** start of Material for the task **

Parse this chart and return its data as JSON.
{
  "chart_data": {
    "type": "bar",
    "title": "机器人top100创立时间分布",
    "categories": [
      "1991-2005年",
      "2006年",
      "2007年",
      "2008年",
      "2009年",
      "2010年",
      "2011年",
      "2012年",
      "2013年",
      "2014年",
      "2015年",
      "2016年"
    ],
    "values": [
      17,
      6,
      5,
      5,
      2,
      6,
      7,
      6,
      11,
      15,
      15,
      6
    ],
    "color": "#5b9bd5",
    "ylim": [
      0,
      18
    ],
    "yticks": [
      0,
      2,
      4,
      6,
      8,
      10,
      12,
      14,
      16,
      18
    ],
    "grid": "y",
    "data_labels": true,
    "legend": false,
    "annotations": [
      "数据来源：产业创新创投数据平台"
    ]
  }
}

** end of Material for the task **

Requirements
Write out the records above again, keeping each one identical to the original.

Worked answer
Parse this chart and return its data as JSON.
{
  "chart_data": {
    "type": "bar",
    "title": "机器人top100创立时间分布",
    "categories": [
      "1991-2005年",
      "2006年",
      "2007年",
      "2008年",
      "2009年",
      "2010年",
      "2011年",
      "2012年",
      "2013年",
      "2014年",
      "2015年",
      "2016年"
    ],
    "values": [
      17,
      6,
      5,
      5,
      2,
      6,
      7,
      6,
      11,
      15,
      15,
      6
    ],
    "color": "#5b9bd5",
    "ylim": [
      0,
      18
    ],
    "yticks": [
      0,
      2,
      4,
      6,
      8,
      10,
      12,
      14,
      16,
      18
    ],
    "grid": "y",
    "data_labels": true,
    "legend": false,
    "annotations": [
      "数据来源：产业创新创投数据平台"
    ]
  }
}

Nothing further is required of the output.